* START DATA EXCERPTS *

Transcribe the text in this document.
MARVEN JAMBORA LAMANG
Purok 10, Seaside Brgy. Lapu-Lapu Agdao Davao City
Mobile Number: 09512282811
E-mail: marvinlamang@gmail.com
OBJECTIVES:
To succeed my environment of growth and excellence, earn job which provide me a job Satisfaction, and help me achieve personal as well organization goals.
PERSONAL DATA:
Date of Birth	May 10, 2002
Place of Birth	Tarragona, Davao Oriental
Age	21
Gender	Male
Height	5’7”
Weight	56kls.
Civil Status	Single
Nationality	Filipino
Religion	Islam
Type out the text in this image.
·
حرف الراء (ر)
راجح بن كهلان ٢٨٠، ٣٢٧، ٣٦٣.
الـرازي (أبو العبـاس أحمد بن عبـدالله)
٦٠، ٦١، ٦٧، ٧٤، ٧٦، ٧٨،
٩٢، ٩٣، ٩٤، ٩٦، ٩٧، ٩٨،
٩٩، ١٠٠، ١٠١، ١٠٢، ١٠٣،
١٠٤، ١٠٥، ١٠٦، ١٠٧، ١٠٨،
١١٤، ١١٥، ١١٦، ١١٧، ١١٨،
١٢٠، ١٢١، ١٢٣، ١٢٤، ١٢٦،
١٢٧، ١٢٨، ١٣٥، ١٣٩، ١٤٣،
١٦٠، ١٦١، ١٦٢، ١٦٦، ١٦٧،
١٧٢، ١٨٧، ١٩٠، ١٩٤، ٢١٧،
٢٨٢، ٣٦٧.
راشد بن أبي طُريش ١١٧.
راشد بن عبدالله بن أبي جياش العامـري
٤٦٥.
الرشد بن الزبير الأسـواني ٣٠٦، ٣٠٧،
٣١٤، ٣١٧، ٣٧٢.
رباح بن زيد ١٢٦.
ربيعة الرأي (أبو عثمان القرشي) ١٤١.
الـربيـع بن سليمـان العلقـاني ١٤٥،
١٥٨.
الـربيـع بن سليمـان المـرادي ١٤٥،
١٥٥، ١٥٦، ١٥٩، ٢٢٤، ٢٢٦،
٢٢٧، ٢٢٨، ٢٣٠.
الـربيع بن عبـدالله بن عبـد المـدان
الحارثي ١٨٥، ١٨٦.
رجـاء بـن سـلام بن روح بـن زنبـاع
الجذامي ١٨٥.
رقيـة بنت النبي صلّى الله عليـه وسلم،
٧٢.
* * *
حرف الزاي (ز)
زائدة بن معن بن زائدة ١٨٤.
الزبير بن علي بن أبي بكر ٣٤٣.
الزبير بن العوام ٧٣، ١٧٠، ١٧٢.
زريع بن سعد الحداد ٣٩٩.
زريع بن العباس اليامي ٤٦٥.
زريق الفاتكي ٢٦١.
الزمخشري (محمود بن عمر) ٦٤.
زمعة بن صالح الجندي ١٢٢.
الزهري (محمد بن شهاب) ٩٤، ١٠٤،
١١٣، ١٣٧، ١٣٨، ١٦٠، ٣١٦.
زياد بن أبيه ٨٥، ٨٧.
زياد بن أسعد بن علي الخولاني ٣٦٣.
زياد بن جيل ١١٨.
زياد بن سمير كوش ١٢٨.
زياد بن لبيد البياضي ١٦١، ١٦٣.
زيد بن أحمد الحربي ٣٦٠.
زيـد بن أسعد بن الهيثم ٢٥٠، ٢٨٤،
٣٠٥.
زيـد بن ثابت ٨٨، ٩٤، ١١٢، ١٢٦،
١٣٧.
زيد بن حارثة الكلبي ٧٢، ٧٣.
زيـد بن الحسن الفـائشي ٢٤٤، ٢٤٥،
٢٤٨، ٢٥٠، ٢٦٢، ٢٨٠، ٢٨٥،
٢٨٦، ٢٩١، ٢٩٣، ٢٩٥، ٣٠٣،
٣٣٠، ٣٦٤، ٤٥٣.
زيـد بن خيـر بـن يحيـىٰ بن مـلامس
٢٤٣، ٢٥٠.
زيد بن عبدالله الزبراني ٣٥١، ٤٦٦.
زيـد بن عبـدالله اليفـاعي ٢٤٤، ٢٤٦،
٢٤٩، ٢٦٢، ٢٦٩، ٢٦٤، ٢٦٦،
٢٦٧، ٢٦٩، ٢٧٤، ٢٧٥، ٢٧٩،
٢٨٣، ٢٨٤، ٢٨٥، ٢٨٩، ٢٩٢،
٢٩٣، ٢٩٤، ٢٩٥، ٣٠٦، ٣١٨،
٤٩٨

* END DATA EXCERPTS *

Set down, word for word, only the lines running from the line with "Type out the text in this image." to the last line of the listing above. Both of those lines belong in your answer.

> EXERCISE ANSWER:
Type out the text in this image.
·
حرف الراء (ر)
راجح بن كهلان ٢٨٠، ٣٢٧، ٣٦٣.
الـرازي (أبو العبـاس أحمد بن عبـدالله)
٦٠، ٦١، ٦٧، ٧٤، ٧٦، ٧٨،
٩٢، ٩٣، ٩٤، ٩٦، ٩٧، ٩٨،
٩٩، ١٠٠، ١٠١، ١٠٢، ١٠٣،
١٠٤، ١٠٥، ١٠٦، ١٠٧، ١٠٨،
١١٤، ١١٥، ١١٦، ١١٧، ١١٨،
١٢٠، ١٢١، ١٢٣، ١٢٤، ١٢٦،
١٢٧، ١٢٨، ١٣٥، ١٣٩، ١٤٣،
١٦٠، ١٦١، ١٦٢، ١٦٦، ١٦٧،
١٧٢، ١٨٧، ١٩٠، ١٩٤، ٢١٧،
٢٨٢، ٣٦٧.
راشد بن أبي طُريش ١١٧.
راشد بن عبدالله بن أبي جياش العامـري
٤٦٥.
الرشد بن الزبير الأسـواني ٣٠٦، ٣٠٧،
٣١٤، ٣١٧، ٣٧٢.
رباح بن زيد ١٢٦.
ربيعة الرأي (أبو عثمان القرشي) ١٤١.
الـربيـع بن سليمـان العلقـاني ١٤٥،
١٥٨.
الـربيـع بن سليمـان المـرادي ١٤٥،
١٥٥، ١٥٦، ١٥٩، ٢٢٤، ٢٢٦،
٢٢٧، ٢٢٨، ٢٣٠.
الـربيع بن عبـدالله بن عبـد المـدان
الحارثي ١٨٥، ١٨٦.
رجـاء بـن سـلام بن روح بـن زنبـاع
الجذامي ١٨٥.
رقيـة بنت النبي صلّى الله عليـه وسلم،
٧٢.
* * *
حرف الزاي (ز)
زائدة بن معن بن زائدة ١٨٤.
الزبير بن علي بن أبي بكر ٣٤٣.
الزبير بن العوام ٧٣، ١٧٠، ١٧٢.
زريع بن سعد الحداد ٣٩٩.
زريع بن العباس اليامي ٤٦٥.
زريق الفاتكي ٢٦١.
الزمخشري (محمود بن عمر) ٦٤.
زمعة بن صالح الجندي ١٢٢.
الزهري (محمد بن شهاب) ٩٤، ١٠٤،
١١٣، ١٣٧، ١٣٨، ١٦٠، ٣١٦.
زياد بن أبيه ٨٥، ٨٧.
زياد بن أسعد بن علي الخولاني ٣٦٣.
زياد بن جيل ١١٨.
زياد بن سمير كوش ١٢٨.
زياد بن لبيد البياضي ١٦١، ١٦٣.
زيد بن أحمد الحربي ٣٦٠.
زيـد بن أسعد بن الهيثم ٢٥٠، ٢٨٤،
٣٠٥.
زيـد بن ثابت ٨٨، ٩٤، ١١٢، ١٢٦،
١٣٧.
زيد بن حارثة الكلبي ٧٢، ٧٣.
زيـد بن الحسن الفـائشي ٢٤٤، ٢٤٥،
٢٤٨، ٢٥٠، ٢٦٢، ٢٨٠، ٢٨٥،
٢٨٦، ٢٩١، ٢٩٣، ٢٩٥، ٣٠٣،
٣٣٠، ٣٦٤، ٤٥٣.
زيـد بن خيـر بـن يحيـىٰ بن مـلامس
٢٤٣، ٢٥٠.
زيد بن عبدالله الزبراني ٣٥١، ٤٦٦.
زيـد بن عبـدالله اليفـاعي ٢٤٤، ٢٤٦،
٢٤٩، ٢٦٢، ٢٦٩، ٢٦٤، ٢٦٦،
٢٦٧، ٢٦٩، ٢٧٤، ٢٧٥، ٢٧٩،
٢٨٣، ٢٨٤، ٢٨٥، ٢٨٩، ٢٩٢،
٢٩٣، ٢٩٤، ٢٩٥، ٣٠٦، ٣١٨،
٤٩٨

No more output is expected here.